> WHAT THE TASK REQUIRES: Locate and copy each line in the data that contains the word "XXXIV".

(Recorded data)

* * * *

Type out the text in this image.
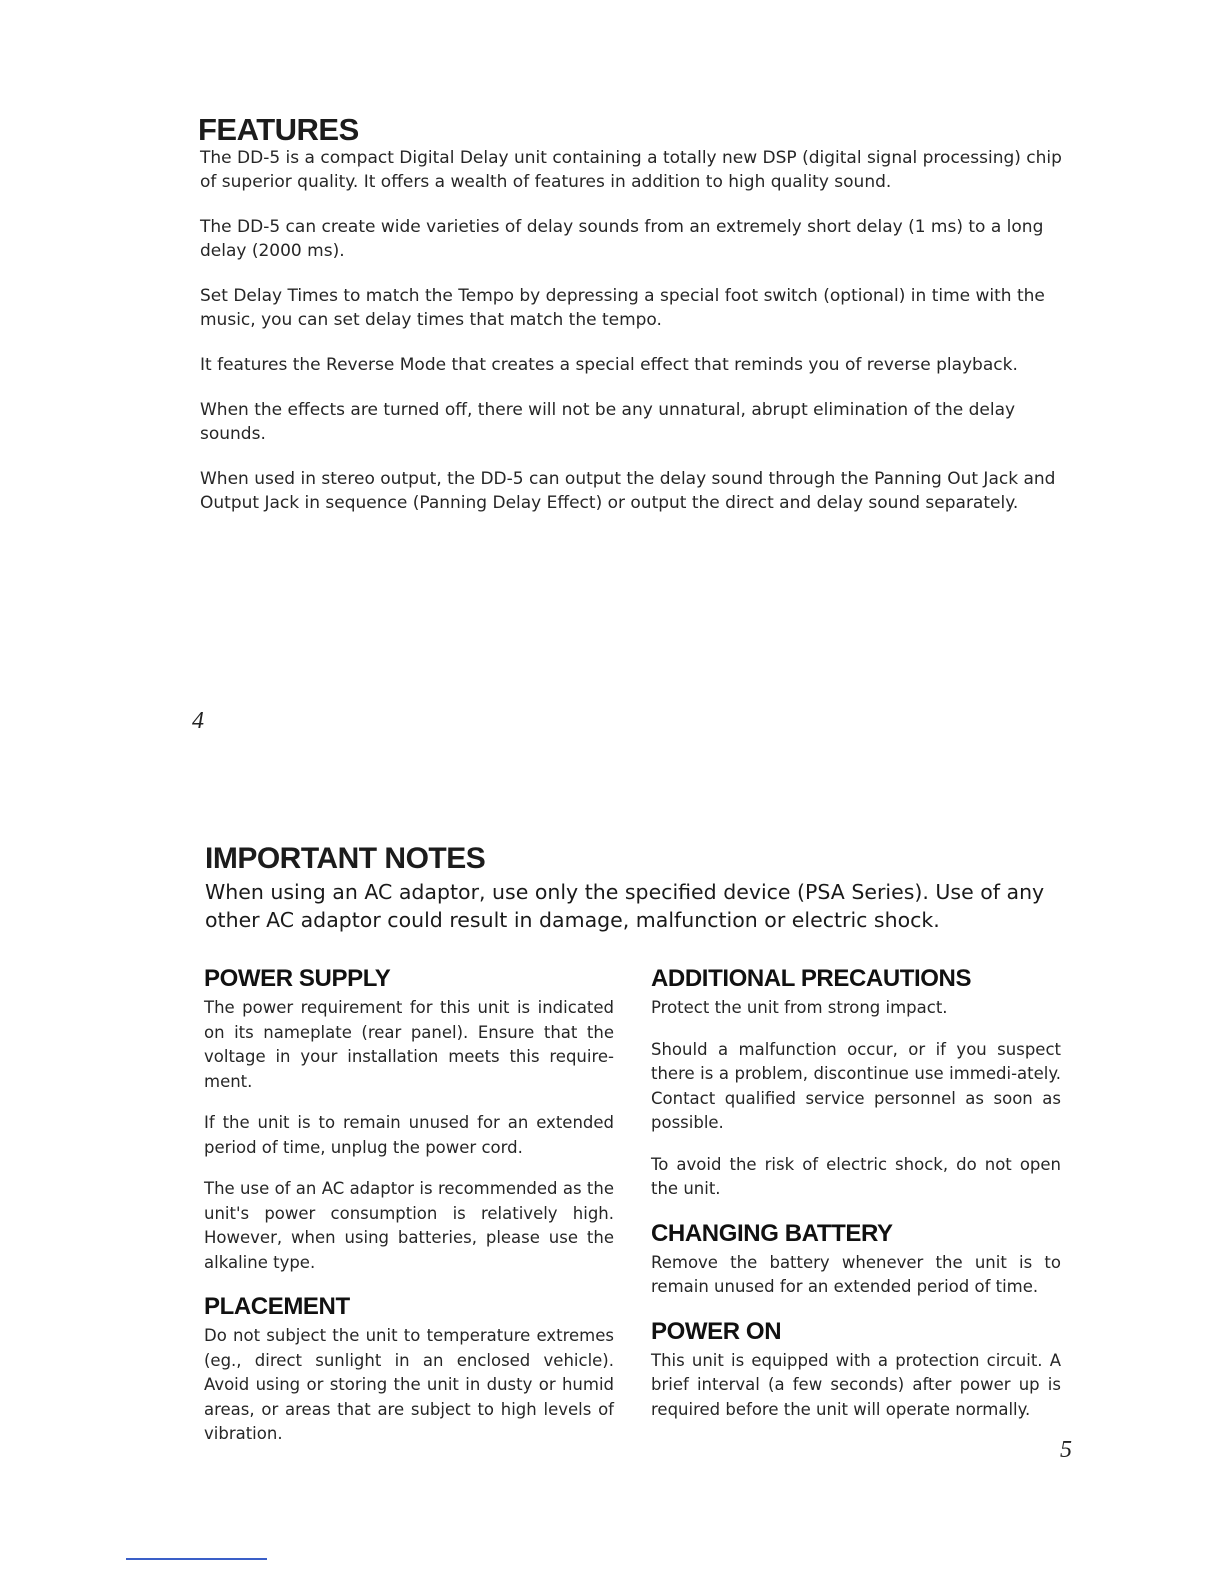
FEATURES

The DD-5 is a compact Digital Delay unit containing a totally new DSP (digital signal processing) chip of superior quality. It offers a wealth of features in addition to high quality sound.

The DD-5 can create wide varieties of delay sounds from an extremely short delay (1 ms) to a long delay (2000 ms).

Set Delay Times to match the Tempo by depressing a special foot switch (optional) in time with the music, you can set delay times that match the tempo.

It features the Reverse Mode that creates a special effect that reminds you of reverse playback.

When the effects are turned off, there will not be any unnatural, abrupt elimination of the delay sounds.

When used in stereo output, the DD-5 can output the delay sound through the Panning Out Jack and Output Jack in sequence (Panning Delay Effect) or output the direct and delay sound separately.

4
IMPORTANT NOTES

When using an AC adaptor, use only the specified device (PSA Series). Use of any other AC adaptor could result in damage, malfunction or electric shock.

POWER SUPPLY

The power requirement for this unit is indicated on its nameplate (rear panel). Ensure that the voltage in your installation meets this require-ment.

If the unit is to remain unused for an extended period of time, unplug the power cord.

The use of an AC adaptor is recommended as the unit's power consumption is relatively high. However, when using batteries, please use the alkaline type.

PLACEMENT

Do not subject the unit to temperature extremes (eg., direct sunlight in an enclosed vehicle). Avoid using or storing the unit in dusty or humid areas, or areas that are subject to high levels of vibration.

ADDITIONAL PRECAUTIONS

Protect the unit from strong impact.

Should a malfunction occur, or if you suspect there is a problem, discontinue use immedi-ately. Contact qualified service personnel as soon as possible.

To avoid the risk of electric shock, do not open the unit.

CHANGING BATTERY

Remove the battery whenever the unit is to remain unused for an extended period of time.

POWER ON

This unit is equipped with a protection circuit. A brief interval (a few seconds) after power up is required before the unit will operate normally.

5
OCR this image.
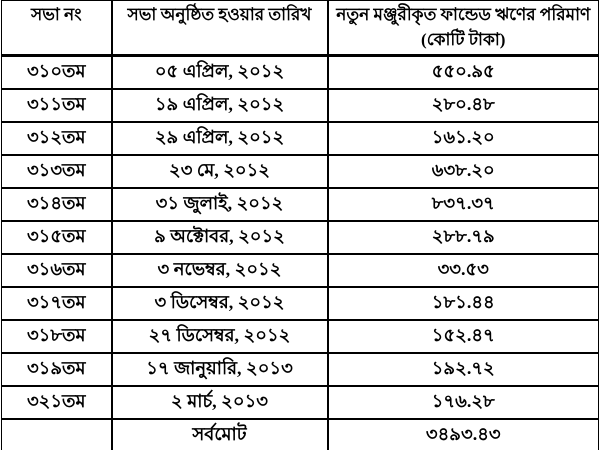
সভা নং	সভা অনুষ্ঠিত হওয়ার তারিখ	নতুন মঞ্জুরীকৃত ফান্ডেড ঋণের পরিমাণ (কোটি টাকা)
৩১০তম	০৫ এপ্রিল, ২০১২	৫৫০.৯৫
৩১১তম	১৯ এপ্রিল, ২০১২	২৮০.৪৮
৩১২তম	২৯ এপ্রিল, ২০১২	১৬১.২০
৩১৩তম	২৩ মে, ২০১২	৬৩৮.২০
৩১৪তম	৩১ জুলাই, ২০১২	৮৩৭.৩৭
৩১৫তম	৯ অক্টোবর, ২০১২	২৮৮.৭৯
৩১৬তম	৩ নভেম্বর, ২০১২	৩৩.৫৩
৩১৭তম	৩ ডিসেম্বর, ২০১২	১৮১.৪৪
৩১৮তম	২৭ ডিসেম্বর, ২০১২	১৫২.৪৭
৩১৯তম	১৭ জানুয়ারি, ২০১৩	১৯২.৭২
৩২১তম	২ মার্চ, ২০১৩	১৭৬.২৮
	সর্বমোট	৩৪৯৩.৪৩
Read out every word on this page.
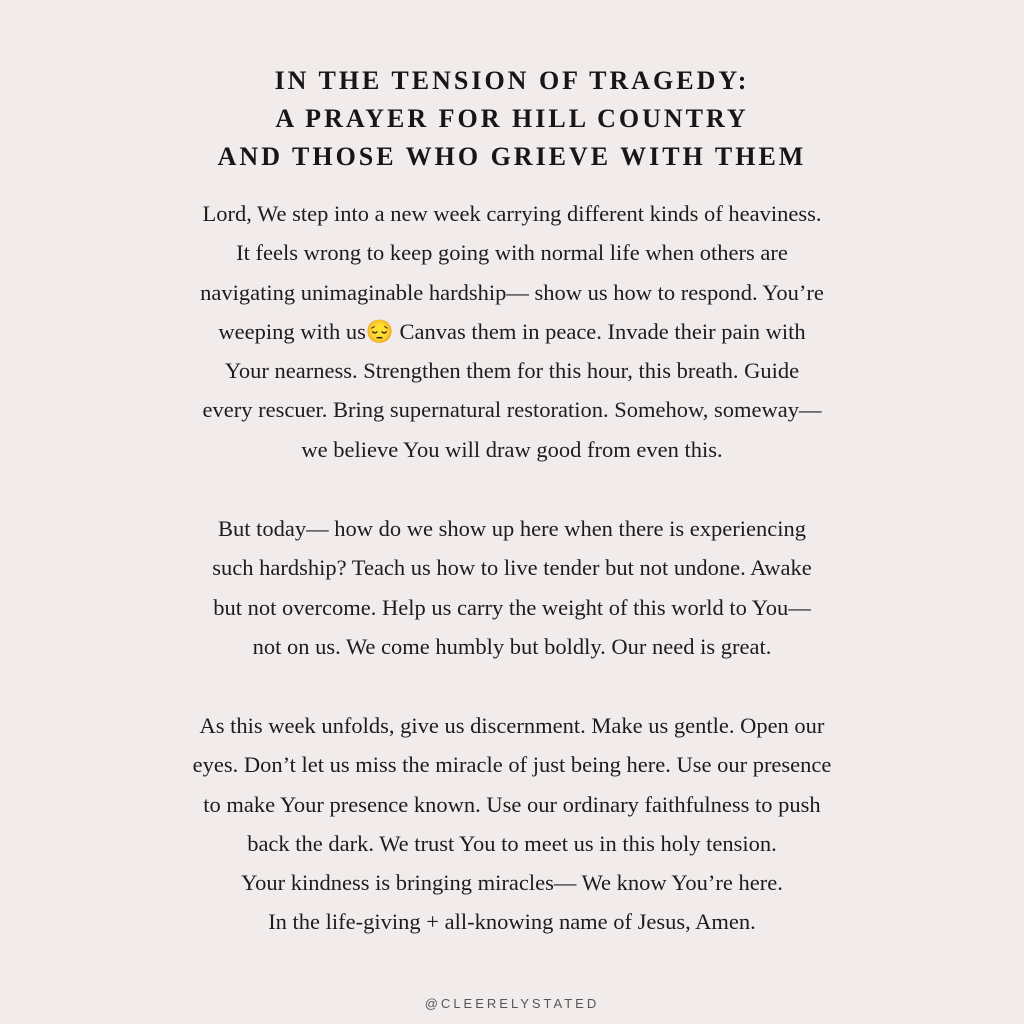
IN THE TENSION OF TRAGEDY:
A PRAYER FOR HILL COUNTRY
AND THOSE WHO GRIEVE WITH THEM
Lord, We step into a new week carrying different kinds of heaviness.
It feels wrong to keep going with normal life when others are
navigating unimaginable hardship— show us how to respond. You’re
weeping with us😔 Canvas them in peace. Invade their pain with
Your nearness. Strengthen them for this hour, this breath. Guide
every rescuer. Bring supernatural restoration. Somehow, someway—
we believe You will draw good from even this.
But today— how do we show up here when there is experiencing
such hardship? Teach us how to live tender but not undone. Awake
but not overcome. Help us carry the weight of this world to You—
not on us. We come humbly but boldly. Our need is great.
As this week unfolds, give us discernment. Make us gentle. Open our
eyes. Don’t let us miss the miracle of just being here. Use our presence
to make Your presence known. Use our ordinary faithfulness to push
back the dark. We trust You to meet us in this holy tension.
Your kindness is bringing miracles— We know You’re here.
In the life-giving + all-knowing name of Jesus, Amen.
@CLEERELYSTATED
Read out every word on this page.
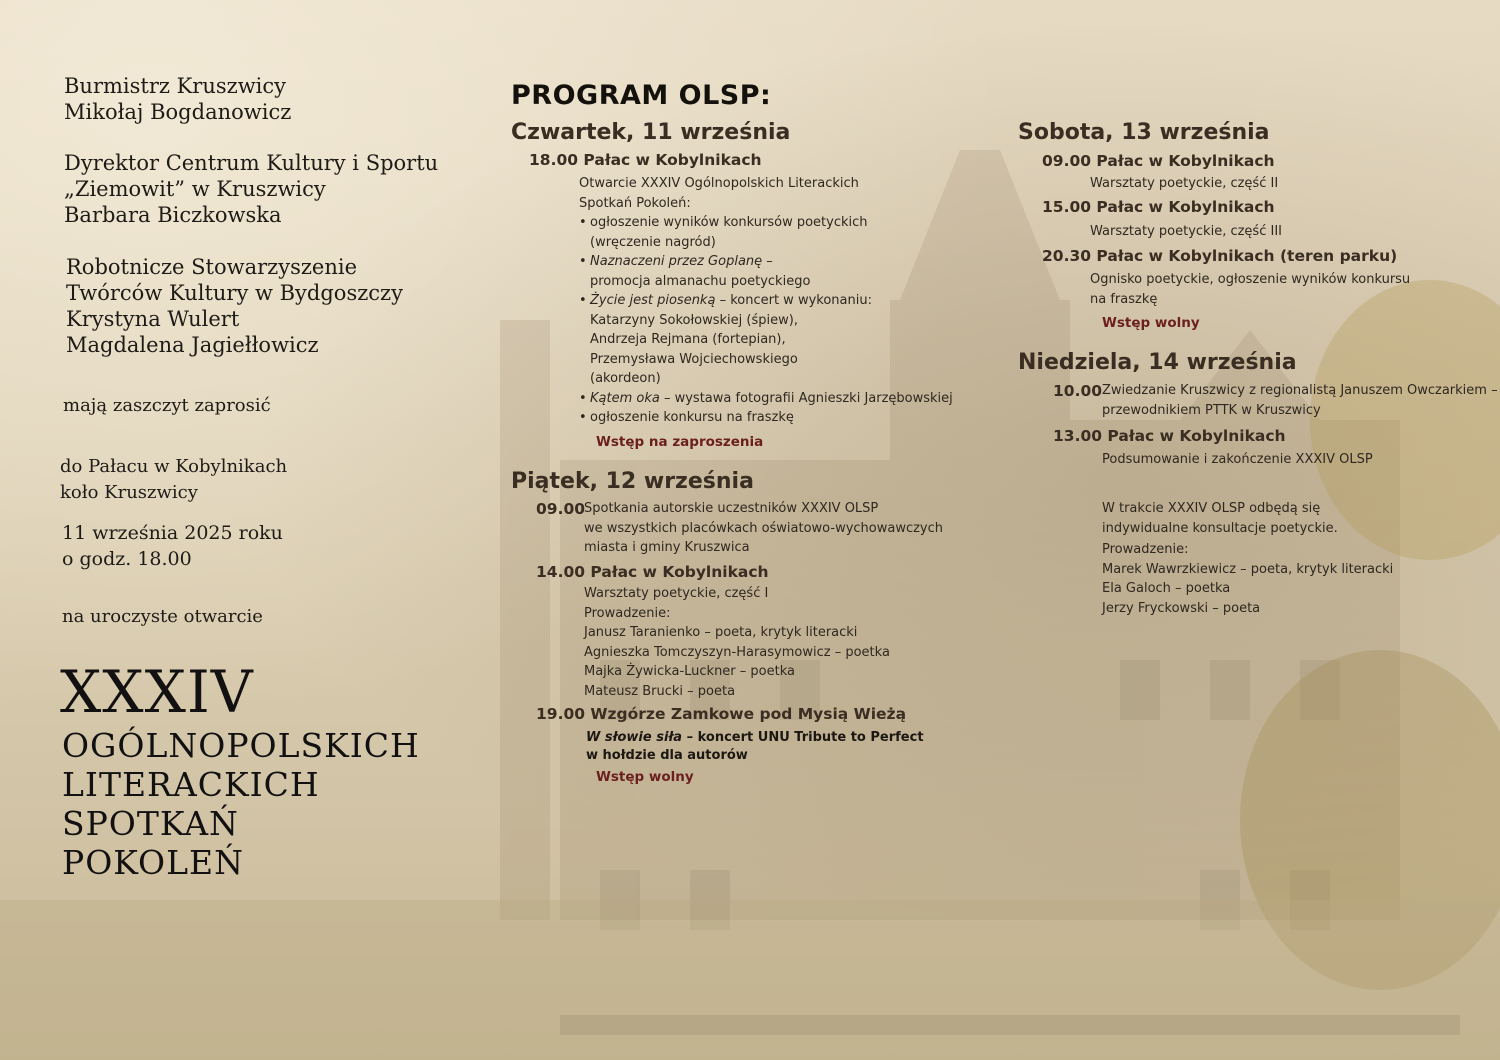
Burmistrz Kruszwicy
Mikołaj Bogdanowicz
Dyrektor Centrum Kultury i Sportu
„Ziemowit” w Kruszwicy
Barbara Biczkowska
Robotnicze Stowarzyszenie
Twórców Kultury w Bydgoszczy
Krystyna Wulert
Magdalena Jagiełłowicz
mają zaszczyt zaprosić
do Pałacu w Kobylnikach
koło Kruszwicy
11 września 2025 roku
o godz. 18.00
na uroczyste otwarcie
XXXIV
OGÓLNOPOLSKICH
LITERACKICH
SPOTKAŃ
POKOLEŃ
PROGRAM OLSP:
Czwartek, 11 września
18.00 Pałac w Kobylnikach
Otwarcie XXXIV Ogólnopolskich Literackich
Spotkań Pokoleń:
• ogłoszenie wyników konkursów poetyckich
(wręczenie nagród)
• Naznaczeni przez Goplanę –
promocja almanachu poetyckiego
• Życie jest piosenką – koncert w wykonaniu:
Katarzyny Sokołowskiej (śpiew),
Andrzeja Rejmana (fortepian),
Przemysława Wojciechowskiego
(akordeon)
• Kątem oka – wystawa fotografii Agnieszki Jarzębowskiej
• ogłoszenie konkursu na fraszkę
Wstęp na zaproszenia
Piątek, 12 września
09.00
Spotkania autorskie uczestników XXXIV OLSP
we wszystkich placówkach oświatowo-wychowawczych
miasta i gminy Kruszwica
14.00 Pałac w Kobylnikach
Warsztaty poetyckie, część I
Prowadzenie:
Janusz Taranienko – poeta, krytyk literacki
Agnieszka Tomczyszyn-Harasymowicz – poetka
Majka Żywicka-Luckner – poetka
Mateusz Brucki – poeta
19.00 Wzgórze Zamkowe pod Mysią Wieżą
W słowie siła – koncert UNU Tribute to Perfect
w hołdzie dla autorów
Wstęp wolny
Sobota, 13 września
09.00 Pałac w Kobylnikach
Warsztaty poetyckie, część II
15.00 Pałac w Kobylnikach
Warsztaty poetyckie, część III
20.30 Pałac w Kobylnikach (teren parku)
Ognisko poetyckie, ogłoszenie wyników konkursu
na fraszkę
Wstęp wolny
Niedziela, 14 września
10.00 Zwiedzanie Kruszwicy z regionalistą Januszem Owczarkiem –
przewodnikiem PTTK w Kruszwicy
13.00 Pałac w Kobylnikach
Podsumowanie i zakończenie XXXIV OLSP
W trakcie XXXIV OLSP odbędą się
indywidualne konsultacje poetyckie.
Prowadzenie:
Marek Wawrzkiewicz – poeta, krytyk literacki
Ela Galoch – poetka
Jerzy Fryckowski – poeta
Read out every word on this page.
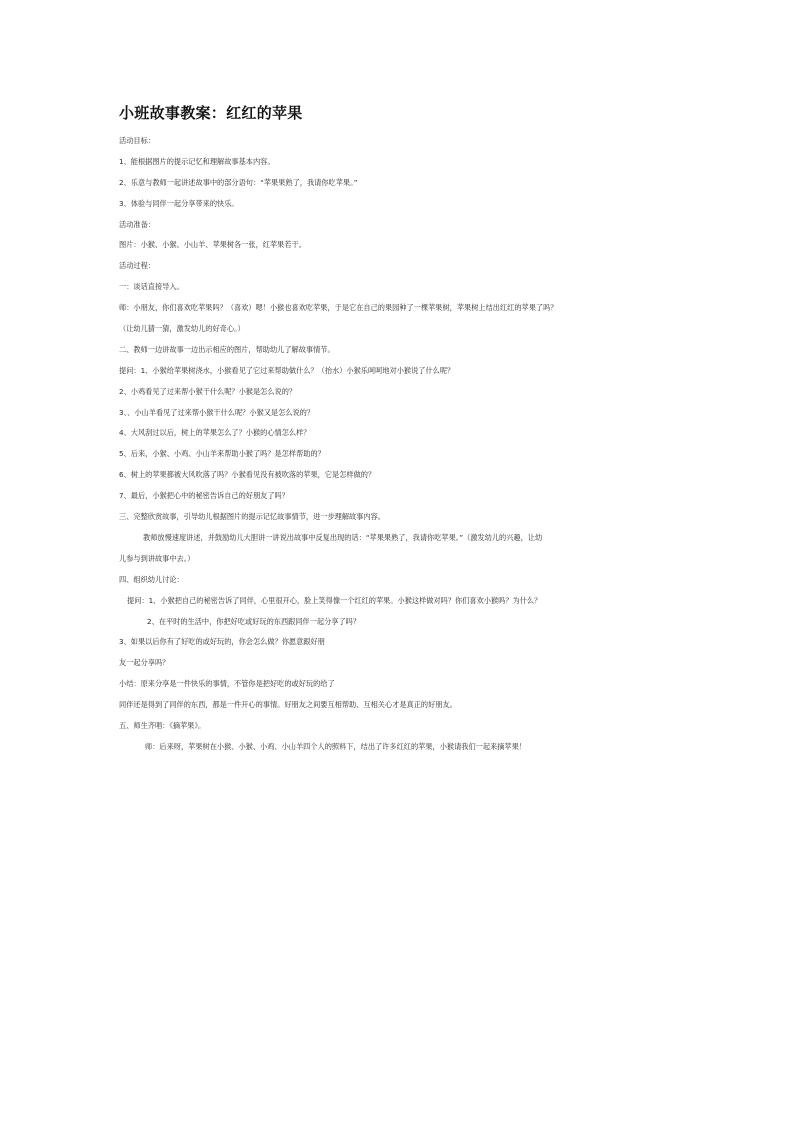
小班故事教案：红红的苹果
活动目标：
1、能根据图片的提示记忆和理解故事基本内容。
2、乐意与教师一起讲述故事中的部分语句：“苹果果熟了，我请你吃苹果。”
3、体验与同伴一起分享带来的快乐。
活动准备：
图片：小猴、小猴、小山羊、苹果树各一张，红苹果若干。
活动过程：
一：谈话直接导入。
师：小朋友，你们喜欢吃苹果吗？（喜欢）嗯！小猴也喜欢吃苹果，于是它在自己的果园种了一棵苹果树，苹果树上结出红红的苹果了吗？
（让幼儿猜一猜，激发幼儿的好奇心。）
二、教师一边讲故事一边出示相应的图片，帮助幼儿了解故事情节。
提问：1、小猴给苹果树浇水，小猴看见了它过来帮助做什么？（抬水）小猴乐呵呵地对小猴说了什么呢？
2、小鸡看见了过来帮小猴干什么呢？小猴是怎么说的？
3、、小山羊看见了过来帮小猴干什么呢？小猴又是怎么说的？
4、大风刮过以后，树上的苹果怎么了？小猴的心情怎么样？
5、后来，小猴、小鸡、小山羊来帮助小猴了吗？是怎样帮助的？
6、树上的苹果都被大风吹落了吗？小猴看见没有被吹落的苹果，它是怎样做的？
7、最后，小猴把心中的秘密告诉自己的好朋友了吗？
三、完整欣赏故事，引导幼儿根据图片的提示记忆故事情节，进一步理解故事内容。
教师放慢速度讲述，并鼓励幼儿大胆讲一讲说出故事中反复出现的话：“苹果果熟了，我请你吃苹果。”（激发幼儿的兴趣，让幼
儿参与到讲故事中去。）
四、组织幼儿讨论：
提问：1、小猴把自己的秘密告诉了同伴，心里很开心，脸上笑得像一个红红的苹果。小猴这样做对吗？你们喜欢小猴吗？为什么？
2、在平时的生活中，你把好吃或好玩的东西跟同伴一起分享了吗？
3、如果以后你有了好吃的或好玩的，你会怎么做？你愿意跟好朋
友一起分享吗？
小结：原来分享是一件快乐的事情，不管你是把好吃的或好玩的给了
同伴还是得到了同伴的东西，都是一件开心的事情。好朋友之间要互相帮助、互相关心才是真正的好朋友。
五、师生齐唱：《摘苹果》。
师：后来呀，苹果树在小猴、小猴、小鸡、小山羊四个人的照料下，结出了许多红红的苹果，小猴请我们一起来摘苹果！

* * * *

> REPLY TO THE TASK:
XXXIV
Otwarcie XXXIV Ogólnopolskich Literackich
Spotkania autorskie uczestników XXXIV OLSP
Podsumowanie i zakończenie XXXIV OLSP
W trakcie XXXIV OLSP odbędą się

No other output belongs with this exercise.